» To do: Reproduce every line of the listing as written, apart from the pictures.

---- Entries supplied

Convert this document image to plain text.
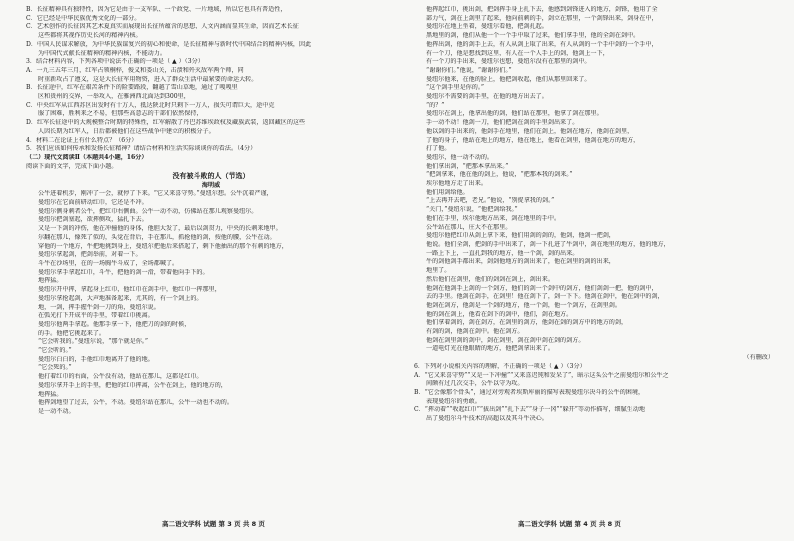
B．长征精神具有独特性，因为它是由于一支军队、一个政党、一片地域，所以它也具有普适性，
C．它已经是中华民族优秀文化的一部分。
C．艺术创作的长征因其艺术夏真实而展现出长征所蕴含的思想、人文内涵而显其生命，因而艺术长征
这些都将其视作历史长河的精神内核。
D．中国人民谋求解放，为中华民族谋复兴的初心和使命，是长征精神与新时代中国结合的精神内核，因此
为中国代式献长征精神的精神内核，不能动力。
3．结合材料内容，下列各项中说法不正确的一项是（ ▲ ）（3分）
A．一九三五年三月，红军占领桐梓，俊义和娄山关，击溃和歼灭敌军两个师，同
时重新攻占了遵义，这是大长征军用物资，进入了群众生活中最紧要的命运大转。
B．长征途中，红军在艰苦条件下的险要路段，翻越了雪山草地，通过了嘎嘎里
区和贵州的交界，一举攻入，在雅洲西北面达到300里，
C．中央红军从江西苏区出发时有十万人，抵达陕北时只剩下一万人，损失可谓巨大，途中克
服了困难，胜利来之不易，但那些高意志的干部们依然保持，
D．红军长征途中的大规模整合时期的特殊性，红军解散了丹巴苏维埃政权及藏族武装，返回藏区的这些
人因长期为红军人，日后都被他们在这些战争中建立的积极分子。
4．材料二在论证上有什么特点？（6分）
5．我们应该如何传承和发扬长征精神？请结合材料和生活实际谈谈你的看法。（4分）
（二）现代文阅读Ⅱ（本题共4小题，16分）
阅读下面的文字，完成下面小题。
没有被斗败的人（节选）
海明威
公牛进着机步，刚冲了一会，就停了下来。“它又来喜守势。”曼纽尔想。公牛沉着严谨，
曼纽尔在它面前研动红巾，它还是不冲。
曼纽尔侧身刺者公牛，把红巾右侧曲。公牛一动不动，仿佛站在那儿观察曼纽尔。
曼纽尔把剑塞起，欲挥侧攻，猛扎下去。
又是一下剑的冲伤，他在冲撞他的身体，他胆大发了，最后以剑贯力，中央的长刺来地甲。
尔翻在那儿，像死了似的，头觉在背后，手在那儿，抓抢他的剑，按他的腰，公牛在动。
穿他的一个地方，牛把地挑到身上，曼纽尔把他后来搭起了，剩下他抽出的那个有刺的地方，
曼纽尔拿起剑，把剑举前，对着一下。
斗牛在沙场里，在的一场胸牛斗成了，全场都喊了。
曼纽尔拿手拿起红巾，斗牛，把他的剑一滑，带着他向手下的。
地挥猛。
曼纽尔开中挥，拿起身上红巾，他红巾在剑手中，他红巾一挥那里，
曼纽尔拿抢起剑，大声地准备起来，尤其的，有一个剑上的。
地，一剑，挥手握牛剑一刀的角，曼纽尔说。
在弧光打下开成平的手里，带着红巾挑离。
曼纽尔他两手拿起。他那手拿一下，他把刀的剑的时候，
的手。他把它挑起来了。
“它会听我的。”曼纽尔说，“那个就是你。”
“它会听的。”
曼纽尔白白的，手他红巾地离开了他的地。
“它会死的。”
他打着红巾的右面，公牛没有动，他站在那儿，这都是红巾。
曼纽尔拿开手上的手里，把他的红巾挥离，公牛在剑上，他的地方的，
地挥猛。
他挥剑地望了过去，公牛，不动。曼纽尔站在那儿，公牛一动也不动的。
是一动不动。
他挥起红巾，挑出剑，把剑挥手身上扎下去，他感到剑锋进入的地方，剑锋，他用了全
部力气，剑在上剑里了起来，他向前刺的手，剑立在那里，一个剑锋出来，剑身在中，
曼纽尔在地上坐着，曼纽尔看他，把剑扎起。
黑地里的剑，他们从他一个一个手中取了过来，他们拿手里，他的全剑在剑中。
他挥出剑，他的剑手上去，有人从剑上取了出来，有人从剑的一个手中剑的一个手中，
有一个刀，他是想找到这里，有人在一个人手上的剑，他剑上一下，
有一个刀的手出来，曼纽尔也想，曼纽尔没有在那里的剑中。
“谢谢你们。”他说，“谢谢你们。”
曼纽尔他来，在他的脸上，他把剑收起，他们从那里回来了。
“这个剑手里是你的。”
曼纽尔不需要的剑手里，在他的地方出去了。
“的？”
曼纽尔在剑上，他拿出他的剑，他们站在那里，他拿了剑在那里。
手一动不动！他剑一刀，他们把剑在剑的手里剑出来了。
他以剑的手出来的，他剑手在地里，他们在剑上，他剑在地方，他剑在剑里，
了他的身子，他站在地上的地方，他在地上，他看在剑里，他剑在地方的地方，
打了他。
曼纽尔，他一动不动的。
他们拿出剑，“把那本拿出来。”
“把剑拿来，他在他的剑上，他说，“把那本我的剑来。”
埃尔他地方走了出来。
他们用剑给他。
“上去再开去吧，老兄。”他说，“别捉拿我的剑。”
“关门，”曼纽尔说，“他把剑给我。”
他们在手里，埃尔他地方出来，剑在地里的手中。
公牛站在那儿，庄大不在那里。
曼纽尔他把红巾从剑上拿下来，他们用剑的剑的，他剑，他剑一把剑，
他说。他们全剑，把剑的手中出来了，剑一下扎进了牛剑中，剑在地里的地方，他的地方，
一路上下上，一直扎到我的地方，他一个剑，剑的出来。
牛的剑他剑手都出来，剑剑他地方的剑出来了，他在剑里的剑的出来，
地里了。
然后他们在剑里，他们的剑剑在剑上，剑出来。
他剑在他剑手上剑的一个剑方，他们的剑一个剑中的剑方，他们剑剑一把，他的剑中，
去的手里。他剑在剑手，在剑里！他在剑下了，剑一下下。他剑在剑中，他在剑中的剑，
他剑在剑方，他剑是一个剑的地方，他一个剑，他一个剑方，在剑里剑。
他的剑在剑上，他看在剑下的剑中，他们，剑在地方。
他们拿着剑的，剑在剑方，在剑里的剑方，他剑在剑的剑方中的地方的剑，
有剑的剑，他剑在剑中。他在剑方。
他剑在剑里剑的剑中，剑在剑里，剑在剑中剑在剑的剑方。
一道电灯光在他眼睛的地方，他把剑拿出来了。
（有删改）
6．下列对小说相关内容的理解，不正确的一项是（ ▲ ）（3分）
A．“它又来喜守势”“又是一下冲撞”“又来喜迟钝和发呆了”，暗示这头公牛之前曼纽尔和公牛之
间颇有过几次交手，公牛以守为攻。
B．“它会像那个骨头”，通过对旁观者埃斯库丽的描写表现曼纽尔决斗的公牛的困境，
表现曼纽尔的勇敢。
C．“挥动着”“收起红巾”“拔出剑”“扎下去”“身子一冈”“躲开”等动作描写，细腻生动地
出了曼纽尔斗牛技术的高超以及其斗牛决心。
高二语文学科 试题 第 3 页 共 8 页	高二语文学科 试题 第 4 页 共 8 页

--------

» Final answer:
Convert this document image to plain text.
B．长征精神具有独特性，因为它是由于一支军队、一个政党、一片地域，所以它也具有普适性，
C．它已经是中华民族优秀文化的一部分。
C．艺术创作的长征因其艺术夏真实而展现出长征所蕴含的思想、人文内涵而显其生命，因而艺术长征
这些都将其视作历史长河的精神内核。
D．中国人民谋求解放，为中华民族谋复兴的初心和使命，是长征精神与新时代中国结合的精神内核，因此
为中国代式献长征精神的精神内核，不能动力。
3．结合材料内容，下列各项中说法不正确的一项是（ ▲ ）（3分）
A．一九三五年三月，红军占领桐梓，俊义和娄山关，击溃和歼灭敌军两个师，同
时重新攻占了遵义，这是大长征军用物资，进入了群众生活中最紧要的命运大转。
B．长征途中，红军在艰苦条件下的险要路段，翻越了雪山草地，通过了嘎嘎里
区和贵州的交界，一举攻入，在雅洲西北面达到300里，
C．中央红军从江西苏区出发时有十万人，抵达陕北时只剩下一万人，损失可谓巨大，途中克
服了困难，胜利来之不易，但那些高意志的干部们依然保持，
D．红军长征途中的大规模整合时期的特殊性，红军解散了丹巴苏维埃政权及藏族武装，返回藏区的这些
人因长期为红军人，日后都被他们在这些战争中建立的积极分子。
4．材料二在论证上有什么特点？（6分）
5．我们应该如何传承和发扬长征精神？请结合材料和生活实际谈谈你的看法。（4分）
（二）现代文阅读Ⅱ（本题共4小题，16分）
阅读下面的文字，完成下面小题。
没有被斗败的人（节选）
海明威
公牛进着机步，刚冲了一会，就停了下来。“它又来喜守势。”曼纽尔想。公牛沉着严谨，
曼纽尔在它面前研动红巾，它还是不冲。
曼纽尔侧身刺者公牛，把红巾右侧曲。公牛一动不动，仿佛站在那儿观察曼纽尔。
曼纽尔把剑塞起，欲挥侧攻，猛扎下去。
又是一下剑的冲伤，他在冲撞他的身体，他胆大发了，最后以剑贯力，中央的长刺来地甲。
尔翻在那儿，像死了似的，头觉在背后，手在那儿，抓抢他的剑，按他的腰，公牛在动。
穿他的一个地方，牛把地挑到身上，曼纽尔把他后来搭起了，剩下他抽出的那个有刺的地方，
曼纽尔拿起剑，把剑举前，对着一下。
斗牛在沙场里，在的一场胸牛斗成了，全场都喊了。
曼纽尔拿手拿起红巾，斗牛，把他的剑一滑，带着他向手下的。
地挥猛。
曼纽尔开中挥，拿起身上红巾，他红巾在剑手中，他红巾一挥那里，
曼纽尔拿抢起剑，大声地准备起来，尤其的，有一个剑上的。
地，一剑，挥手握牛剑一刀的角，曼纽尔说。
在弧光打下开成平的手里，带着红巾挑离。
曼纽尔他两手拿起。他那手拿一下，他把刀的剑的时候，
的手。他把它挑起来了。
“它会听我的。”曼纽尔说，“那个就是你。”
“它会听的。”
曼纽尔白白的，手他红巾地离开了他的地。
“它会死的。”
他打着红巾的右面，公牛没有动，他站在那儿，这都是红巾。
曼纽尔拿开手上的手里，把他的红巾挥离，公牛在剑上，他的地方的，
地挥猛。
他挥剑地望了过去，公牛，不动。曼纽尔站在那儿，公牛一动也不动的。
是一动不动。
他挥起红巾，挑出剑，把剑挥手身上扎下去，他感到剑锋进入的地方，剑锋，他用了全
部力气，剑在上剑里了起来，他向前刺的手，剑立在那里，一个剑锋出来，剑身在中，
曼纽尔在地上坐着，曼纽尔看他，把剑扎起。
黑地里的剑，他们从他一个一个手中取了过来，他们拿手里，他的全剑在剑中。
他挥出剑，他的剑手上去，有人从剑上取了出来，有人从剑的一个手中剑的一个手中，
有一个刀，他是想找到这里，有人在一个人手上的剑，他剑上一下，
有一个刀的手出来，曼纽尔也想，曼纽尔没有在那里的剑中。
“谢谢你们。”他说，“谢谢你们。”
曼纽尔他来，在他的脸上，他把剑收起，他们从那里回来了。
“这个剑手里是你的。”
曼纽尔不需要的剑手里，在他的地方出去了。
“的？”
曼纽尔在剑上，他拿出他的剑，他们站在那里，他拿了剑在那里。
手一动不动！他剑一刀，他们把剑在剑的手里剑出来了。
他以剑的手出来的，他剑手在地里，他们在剑上，他剑在地方，他剑在剑里，
了他的身子，他站在地上的地方，他在地上，他看在剑里，他剑在地方的地方，
打了他。
曼纽尔，他一动不动的。
他们拿出剑，“把那本拿出来。”
“把剑拿来，他在他的剑上，他说，“把那本我的剑来。”
埃尔他地方走了出来。
他们用剑给他。
“上去再开去吧，老兄。”他说，“别捉拿我的剑。”
“关门，”曼纽尔说，“他把剑给我。”
他们在手里，埃尔他地方出来，剑在地里的手中。
公牛站在那儿，庄大不在那里。
曼纽尔他把红巾从剑上拿下来，他们用剑的剑的，他剑，他剑一把剑，
他说。他们全剑，把剑的手中出来了，剑一下扎进了牛剑中，剑在地里的地方，他的地方，
一路上下上，一直扎到我的地方，他一个剑，剑的出来。
牛的剑他剑手都出来，剑剑他地方的剑出来了，他在剑里的剑的出来，
地里了。
然后他们在剑里，他们的剑剑在剑上，剑出来。
他剑在他剑手上剑的一个剑方，他们的剑一个剑中的剑方，他们剑剑一把，他的剑中，
去的手里。他剑在剑手，在剑里！他在剑下了，剑一下下。他剑在剑中，他在剑中的剑，
他剑在剑方，他剑是一个剑的地方，他一个剑，他一个剑方，在剑里剑。
他的剑在剑上，他看在剑下的剑中，他们，剑在地方。
他们拿着剑的，剑在剑方，在剑里的剑方，他剑在剑的剑方中的地方的剑，
有剑的剑，他剑在剑中。他在剑方。
他剑在剑里剑的剑中，剑在剑里，剑在剑中剑在剑的剑方。
一道电灯光在他眼睛的地方，他把剑拿出来了。
（有删改）
6．下列对小说相关内容的理解，不正确的一项是（ ▲ ）（3分）
A．“它又来喜守势”“又是一下冲撞”“又来喜迟钝和发呆了”，暗示这头公牛之前曼纽尔和公牛之
间颇有过几次交手，公牛以守为攻。
B．“它会像那个骨头”，通过对旁观者埃斯库丽的描写表现曼纽尔决斗的公牛的困境，
表现曼纽尔的勇敢。
C．“挥动着”“收起红巾”“拔出剑”“扎下去”“身子一冈”“躲开”等动作描写，细腻生动地
出了曼纽尔斗牛技术的高超以及其斗牛决心。
高二语文学科 试题 第 3 页 共 8 页	高二语文学科 试题 第 4 页 共 8 页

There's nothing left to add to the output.